(Collected data entries)
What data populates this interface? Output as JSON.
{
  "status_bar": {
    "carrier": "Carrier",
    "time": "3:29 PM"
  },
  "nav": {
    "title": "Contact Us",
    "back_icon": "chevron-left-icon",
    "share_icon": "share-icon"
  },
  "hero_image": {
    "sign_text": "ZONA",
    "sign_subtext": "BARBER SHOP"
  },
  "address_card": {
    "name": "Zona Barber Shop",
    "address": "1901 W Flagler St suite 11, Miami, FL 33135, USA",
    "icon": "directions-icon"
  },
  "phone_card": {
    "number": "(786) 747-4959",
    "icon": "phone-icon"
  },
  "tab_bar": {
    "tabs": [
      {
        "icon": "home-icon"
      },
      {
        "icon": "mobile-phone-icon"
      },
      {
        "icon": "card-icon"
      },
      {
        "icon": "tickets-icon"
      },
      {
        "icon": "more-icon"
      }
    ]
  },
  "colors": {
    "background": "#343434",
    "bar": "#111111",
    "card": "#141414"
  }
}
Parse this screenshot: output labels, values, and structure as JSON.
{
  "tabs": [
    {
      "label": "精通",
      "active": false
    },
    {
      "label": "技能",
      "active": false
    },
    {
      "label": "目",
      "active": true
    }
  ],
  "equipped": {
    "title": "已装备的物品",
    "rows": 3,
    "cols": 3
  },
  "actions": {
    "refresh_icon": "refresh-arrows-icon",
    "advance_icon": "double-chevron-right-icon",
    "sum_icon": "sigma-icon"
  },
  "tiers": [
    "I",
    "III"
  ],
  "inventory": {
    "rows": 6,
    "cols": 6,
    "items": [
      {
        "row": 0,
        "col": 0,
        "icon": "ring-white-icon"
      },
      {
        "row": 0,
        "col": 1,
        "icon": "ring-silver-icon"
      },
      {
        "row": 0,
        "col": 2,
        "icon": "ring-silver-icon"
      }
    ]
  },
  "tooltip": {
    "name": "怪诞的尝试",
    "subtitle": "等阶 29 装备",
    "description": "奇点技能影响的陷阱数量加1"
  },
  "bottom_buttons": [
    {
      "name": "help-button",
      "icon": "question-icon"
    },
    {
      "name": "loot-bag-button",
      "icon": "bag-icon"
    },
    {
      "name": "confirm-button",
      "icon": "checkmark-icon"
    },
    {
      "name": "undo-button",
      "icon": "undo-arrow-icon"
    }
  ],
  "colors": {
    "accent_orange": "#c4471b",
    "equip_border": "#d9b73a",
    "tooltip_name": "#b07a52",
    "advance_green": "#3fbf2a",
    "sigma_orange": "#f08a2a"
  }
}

-- Given instruction --
All of the records must be repeated exactly.

-- Solution for this problem --
What data populates this interface? Output as JSON.
{
  "status_bar": {
    "carrier": "Carrier",
    "time": "3:29 PM"
  },
  "nav": {
    "title": "Contact Us",
    "back_icon": "chevron-left-icon",
    "share_icon": "share-icon"
  },
  "hero_image": {
    "sign_text": "ZONA",
    "sign_subtext": "BARBER SHOP"
  },
  "address_card": {
    "name": "Zona Barber Shop",
    "address": "1901 W Flagler St suite 11, Miami, FL 33135, USA",
    "icon": "directions-icon"
  },
  "phone_card": {
    "number": "(786) 747-4959",
    "icon": "phone-icon"
  },
  "tab_bar": {
    "tabs": [
      {
        "icon": "home-icon"
      },
      {
        "icon": "mobile-phone-icon"
      },
      {
        "icon": "card-icon"
      },
      {
        "icon": "tickets-icon"
      },
      {
        "icon": "more-icon"
      }
    ]
  },
  "colors": {
    "background": "#343434",
    "bar": "#111111",
    "card": "#141414"
  }
}
Parse this screenshot: output labels, values, and structure as JSON.
{
  "tabs": [
    {
      "label": "精通",
      "active": false
    },
    {
      "label": "技能",
      "active": false
    },
    {
      "label": "目",
      "active": true
    }
  ],
  "equipped": {
    "title": "已装备的物品",
    "rows": 3,
    "cols": 3
  },
  "actions": {
    "refresh_icon": "refresh-arrows-icon",
    "advance_icon": "double-chevron-right-icon",
    "sum_icon": "sigma-icon"
  },
  "tiers": [
    "I",
    "III"
  ],
  "inventory": {
    "rows": 6,
    "cols": 6,
    "items": [
      {
        "row": 0,
        "col": 0,
        "icon": "ring-white-icon"
      },
      {
        "row": 0,
        "col": 1,
        "icon": "ring-silver-icon"
      },
      {
        "row": 0,
        "col": 2,
        "icon": "ring-silver-icon"
      }
    ]
  },
  "tooltip": {
    "name": "怪诞的尝试",
    "subtitle": "等阶 29 装备",
    "description": "奇点技能影响的陷阱数量加1"
  },
  "bottom_buttons": [
    {
      "name": "help-button",
      "icon": "question-icon"
    },
    {
      "name": "loot-bag-button",
      "icon": "bag-icon"
    },
    {
      "name": "confirm-button",
      "icon": "checkmark-icon"
    },
    {
      "name": "undo-button",
      "icon": "undo-arrow-icon"
    }
  ],
  "colors": {
    "accent_orange": "#c4471b",
    "equip_border": "#d9b73a",
    "tooltip_name": "#b07a52",
    "advance_green": "#3fbf2a",
    "sigma_orange": "#f08a2a"
  }
}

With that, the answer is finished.